> _Stated task_
Repeat the listing in full, preserving every character.

## start Data records

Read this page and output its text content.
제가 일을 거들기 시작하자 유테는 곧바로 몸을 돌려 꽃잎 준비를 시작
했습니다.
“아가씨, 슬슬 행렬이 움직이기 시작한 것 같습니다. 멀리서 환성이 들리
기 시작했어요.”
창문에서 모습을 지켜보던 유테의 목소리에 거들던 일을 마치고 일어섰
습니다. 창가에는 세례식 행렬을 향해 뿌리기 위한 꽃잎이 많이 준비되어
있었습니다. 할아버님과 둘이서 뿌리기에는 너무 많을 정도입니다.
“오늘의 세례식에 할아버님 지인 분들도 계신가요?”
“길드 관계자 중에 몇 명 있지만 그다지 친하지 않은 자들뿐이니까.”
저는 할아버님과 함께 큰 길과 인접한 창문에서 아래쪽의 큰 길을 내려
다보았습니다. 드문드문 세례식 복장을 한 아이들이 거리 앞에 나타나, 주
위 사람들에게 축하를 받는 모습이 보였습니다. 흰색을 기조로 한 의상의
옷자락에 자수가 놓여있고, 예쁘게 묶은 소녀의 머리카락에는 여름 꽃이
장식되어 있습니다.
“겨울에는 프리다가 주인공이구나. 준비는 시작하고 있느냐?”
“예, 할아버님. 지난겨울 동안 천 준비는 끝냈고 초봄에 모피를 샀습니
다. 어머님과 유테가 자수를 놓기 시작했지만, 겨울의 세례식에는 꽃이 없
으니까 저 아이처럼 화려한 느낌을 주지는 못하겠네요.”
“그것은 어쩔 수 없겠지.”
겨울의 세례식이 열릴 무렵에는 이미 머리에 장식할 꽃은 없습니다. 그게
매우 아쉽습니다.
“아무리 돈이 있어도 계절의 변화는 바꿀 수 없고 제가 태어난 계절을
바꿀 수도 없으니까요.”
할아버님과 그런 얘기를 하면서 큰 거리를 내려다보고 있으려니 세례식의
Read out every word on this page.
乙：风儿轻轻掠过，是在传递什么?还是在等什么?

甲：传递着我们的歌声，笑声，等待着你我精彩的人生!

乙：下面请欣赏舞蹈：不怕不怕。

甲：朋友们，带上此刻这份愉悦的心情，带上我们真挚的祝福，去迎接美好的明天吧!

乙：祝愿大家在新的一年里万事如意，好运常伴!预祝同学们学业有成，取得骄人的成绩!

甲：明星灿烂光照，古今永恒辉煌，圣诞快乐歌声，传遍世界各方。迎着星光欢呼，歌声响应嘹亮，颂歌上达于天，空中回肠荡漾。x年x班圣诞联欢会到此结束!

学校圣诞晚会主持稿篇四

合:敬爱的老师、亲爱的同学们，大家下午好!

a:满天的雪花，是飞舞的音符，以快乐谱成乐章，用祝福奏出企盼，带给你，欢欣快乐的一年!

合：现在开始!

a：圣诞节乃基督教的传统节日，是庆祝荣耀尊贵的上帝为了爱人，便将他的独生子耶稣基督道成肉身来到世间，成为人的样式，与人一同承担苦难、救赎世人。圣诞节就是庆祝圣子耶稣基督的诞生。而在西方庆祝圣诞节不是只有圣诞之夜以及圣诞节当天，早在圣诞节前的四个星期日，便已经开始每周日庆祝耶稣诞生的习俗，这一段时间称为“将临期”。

## end Data records

> _The reply_
Read this page and output its text content.
제가 일을 거들기 시작하자 유테는 곧바로 몸을 돌려 꽃잎 준비를 시작
했습니다.
“아가씨, 슬슬 행렬이 움직이기 시작한 것 같습니다. 멀리서 환성이 들리
기 시작했어요.”
창문에서 모습을 지켜보던 유테의 목소리에 거들던 일을 마치고 일어섰
습니다. 창가에는 세례식 행렬을 향해 뿌리기 위한 꽃잎이 많이 준비되어
있었습니다. 할아버님과 둘이서 뿌리기에는 너무 많을 정도입니다.
“오늘의 세례식에 할아버님 지인 분들도 계신가요?”
“길드 관계자 중에 몇 명 있지만 그다지 친하지 않은 자들뿐이니까.”
저는 할아버님과 함께 큰 길과 인접한 창문에서 아래쪽의 큰 길을 내려
다보았습니다. 드문드문 세례식 복장을 한 아이들이 거리 앞에 나타나, 주
위 사람들에게 축하를 받는 모습이 보였습니다. 흰색을 기조로 한 의상의
옷자락에 자수가 놓여있고, 예쁘게 묶은 소녀의 머리카락에는 여름 꽃이
장식되어 있습니다.
“겨울에는 프리다가 주인공이구나. 준비는 시작하고 있느냐?”
“예, 할아버님. 지난겨울 동안 천 준비는 끝냈고 초봄에 모피를 샀습니
다. 어머님과 유테가 자수를 놓기 시작했지만, 겨울의 세례식에는 꽃이 없
으니까 저 아이처럼 화려한 느낌을 주지는 못하겠네요.”
“그것은 어쩔 수 없겠지.”
겨울의 세례식이 열릴 무렵에는 이미 머리에 장식할 꽃은 없습니다. 그게
매우 아쉽습니다.
“아무리 돈이 있어도 계절의 변화는 바꿀 수 없고 제가 태어난 계절을
바꿀 수도 없으니까요.”
할아버님과 그런 얘기를 하면서 큰 거리를 내려다보고 있으려니 세례식의
Read out every word on this page.
乙：风儿轻轻掠过，是在传递什么?还是在等什么?

甲：传递着我们的歌声，笑声，等待着你我精彩的人生!

乙：下面请欣赏舞蹈：不怕不怕。

甲：朋友们，带上此刻这份愉悦的心情，带上我们真挚的祝福，去迎接美好的明天吧!

乙：祝愿大家在新的一年里万事如意，好运常伴!预祝同学们学业有成，取得骄人的成绩!

甲：明星灿烂光照，古今永恒辉煌，圣诞快乐歌声，传遍世界各方。迎着星光欢呼，歌声响应嘹亮，颂歌上达于天，空中回肠荡漾。x年x班圣诞联欢会到此结束!

学校圣诞晚会主持稿篇四

合:敬爱的老师、亲爱的同学们，大家下午好!

a:满天的雪花，是飞舞的音符，以快乐谱成乐章，用祝福奏出企盼，带给你，欢欣快乐的一年!

合：现在开始!

a：圣诞节乃基督教的传统节日，是庆祝荣耀尊贵的上帝为了爱人，便将他的独生子耶稣基督道成肉身来到世间，成为人的样式，与人一同承担苦难、救赎世人。圣诞节就是庆祝圣子耶稣基督的诞生。而在西方庆祝圣诞节不是只有圣诞之夜以及圣诞节当天，早在圣诞节前的四个星期日，便已经开始每周日庆祝耶稣诞生的习俗，这一段时间称为“将临期”。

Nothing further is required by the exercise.